=== Source records ===
_____

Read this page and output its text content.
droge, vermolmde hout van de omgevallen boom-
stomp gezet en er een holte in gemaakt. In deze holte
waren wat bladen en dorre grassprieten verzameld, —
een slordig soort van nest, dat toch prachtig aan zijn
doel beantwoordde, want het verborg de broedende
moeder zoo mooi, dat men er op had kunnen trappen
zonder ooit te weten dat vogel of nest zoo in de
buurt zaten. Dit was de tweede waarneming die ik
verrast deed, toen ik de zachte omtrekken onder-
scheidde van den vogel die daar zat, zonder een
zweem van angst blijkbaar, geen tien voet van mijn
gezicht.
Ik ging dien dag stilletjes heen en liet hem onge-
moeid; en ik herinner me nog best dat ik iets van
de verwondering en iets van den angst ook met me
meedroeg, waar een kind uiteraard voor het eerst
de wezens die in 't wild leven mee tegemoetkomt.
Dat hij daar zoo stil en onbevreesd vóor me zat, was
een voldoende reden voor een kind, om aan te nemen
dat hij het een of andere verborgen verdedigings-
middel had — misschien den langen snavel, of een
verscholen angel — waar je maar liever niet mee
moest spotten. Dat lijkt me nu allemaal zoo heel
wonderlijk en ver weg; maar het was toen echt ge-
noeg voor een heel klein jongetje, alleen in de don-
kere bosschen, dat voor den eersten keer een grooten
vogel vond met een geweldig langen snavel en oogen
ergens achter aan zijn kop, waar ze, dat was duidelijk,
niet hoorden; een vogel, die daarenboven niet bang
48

_____

Search the entries for the string "heel" and collect each line that has it.

=== OUTPUT OF THE EXERCISE ===
moest spotten. Dat lijkt me nu allemaal zoo heel
noeg voor een heel klein jongetje, alleen in de don-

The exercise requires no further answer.